▸ **Records**

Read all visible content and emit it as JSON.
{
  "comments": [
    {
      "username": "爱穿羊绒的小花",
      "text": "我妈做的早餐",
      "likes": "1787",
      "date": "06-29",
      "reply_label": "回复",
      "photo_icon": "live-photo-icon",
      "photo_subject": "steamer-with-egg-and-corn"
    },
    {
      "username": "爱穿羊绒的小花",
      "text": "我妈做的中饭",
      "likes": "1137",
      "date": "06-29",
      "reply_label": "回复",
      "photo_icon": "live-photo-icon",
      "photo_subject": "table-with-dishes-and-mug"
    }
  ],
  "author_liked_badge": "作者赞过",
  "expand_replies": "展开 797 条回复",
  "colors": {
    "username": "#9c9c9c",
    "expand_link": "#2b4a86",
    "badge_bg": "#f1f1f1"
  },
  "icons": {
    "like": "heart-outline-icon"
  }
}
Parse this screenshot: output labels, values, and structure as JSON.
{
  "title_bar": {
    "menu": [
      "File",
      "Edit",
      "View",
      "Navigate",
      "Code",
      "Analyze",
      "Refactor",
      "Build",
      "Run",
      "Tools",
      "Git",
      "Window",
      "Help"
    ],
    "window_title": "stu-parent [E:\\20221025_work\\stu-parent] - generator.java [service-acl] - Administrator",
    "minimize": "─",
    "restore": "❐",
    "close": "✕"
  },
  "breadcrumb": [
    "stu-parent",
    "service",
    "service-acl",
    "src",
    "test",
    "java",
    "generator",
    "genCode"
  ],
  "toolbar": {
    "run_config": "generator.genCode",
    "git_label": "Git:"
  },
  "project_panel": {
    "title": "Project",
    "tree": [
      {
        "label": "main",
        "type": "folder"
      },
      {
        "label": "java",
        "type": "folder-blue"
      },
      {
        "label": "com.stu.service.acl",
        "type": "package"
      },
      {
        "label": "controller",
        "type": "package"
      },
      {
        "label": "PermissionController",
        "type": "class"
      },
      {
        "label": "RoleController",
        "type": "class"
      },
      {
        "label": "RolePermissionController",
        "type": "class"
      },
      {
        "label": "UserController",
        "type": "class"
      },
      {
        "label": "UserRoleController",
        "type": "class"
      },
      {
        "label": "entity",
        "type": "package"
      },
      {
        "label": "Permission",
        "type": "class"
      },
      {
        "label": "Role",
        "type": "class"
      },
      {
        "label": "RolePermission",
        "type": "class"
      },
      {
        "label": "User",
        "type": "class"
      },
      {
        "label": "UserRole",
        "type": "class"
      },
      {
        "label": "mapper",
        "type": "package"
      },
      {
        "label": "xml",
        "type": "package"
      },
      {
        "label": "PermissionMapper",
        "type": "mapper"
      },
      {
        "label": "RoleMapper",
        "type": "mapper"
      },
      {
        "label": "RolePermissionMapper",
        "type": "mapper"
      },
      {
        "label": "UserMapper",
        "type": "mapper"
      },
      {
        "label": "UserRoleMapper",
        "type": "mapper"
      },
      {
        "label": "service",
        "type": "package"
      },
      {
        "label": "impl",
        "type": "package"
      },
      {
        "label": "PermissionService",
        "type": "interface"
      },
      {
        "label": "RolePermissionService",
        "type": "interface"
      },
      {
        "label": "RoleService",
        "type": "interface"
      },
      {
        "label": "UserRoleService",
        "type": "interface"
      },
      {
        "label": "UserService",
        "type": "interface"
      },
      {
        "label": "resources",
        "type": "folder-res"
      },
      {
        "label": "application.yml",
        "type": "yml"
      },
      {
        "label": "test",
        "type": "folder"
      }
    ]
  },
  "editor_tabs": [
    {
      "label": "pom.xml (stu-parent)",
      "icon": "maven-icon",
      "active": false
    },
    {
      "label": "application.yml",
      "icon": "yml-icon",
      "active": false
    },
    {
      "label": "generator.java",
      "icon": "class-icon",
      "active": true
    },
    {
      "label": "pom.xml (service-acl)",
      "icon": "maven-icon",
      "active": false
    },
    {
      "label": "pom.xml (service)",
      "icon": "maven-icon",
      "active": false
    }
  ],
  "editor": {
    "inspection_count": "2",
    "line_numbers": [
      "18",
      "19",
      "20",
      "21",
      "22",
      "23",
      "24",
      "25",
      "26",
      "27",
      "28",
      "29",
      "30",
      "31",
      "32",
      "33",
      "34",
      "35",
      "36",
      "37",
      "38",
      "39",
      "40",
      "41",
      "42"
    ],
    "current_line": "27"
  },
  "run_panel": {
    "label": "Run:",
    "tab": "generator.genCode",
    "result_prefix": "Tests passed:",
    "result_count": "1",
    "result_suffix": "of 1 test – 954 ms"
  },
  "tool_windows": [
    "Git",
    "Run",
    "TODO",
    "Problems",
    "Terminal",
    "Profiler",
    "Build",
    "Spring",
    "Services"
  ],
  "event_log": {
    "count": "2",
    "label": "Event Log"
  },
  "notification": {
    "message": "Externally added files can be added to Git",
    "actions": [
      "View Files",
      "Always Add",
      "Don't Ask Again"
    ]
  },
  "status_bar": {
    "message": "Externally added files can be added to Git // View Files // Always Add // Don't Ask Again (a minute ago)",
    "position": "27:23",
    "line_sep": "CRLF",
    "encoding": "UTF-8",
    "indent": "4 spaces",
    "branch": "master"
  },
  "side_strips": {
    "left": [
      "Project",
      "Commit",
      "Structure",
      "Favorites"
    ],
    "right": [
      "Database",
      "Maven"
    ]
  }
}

▸ **Prompt**
Filter the entries and copy out every line with the word "generator".

▸ **Answer**
    "window_title": "stu-parent [E:\\20221025_work\\stu-parent] - generator.java [service-acl] - Administrator",
    "generator",
    "run_config": "generator.genCode",
      "label": "generator.java",
    "tab": "generator.genCode",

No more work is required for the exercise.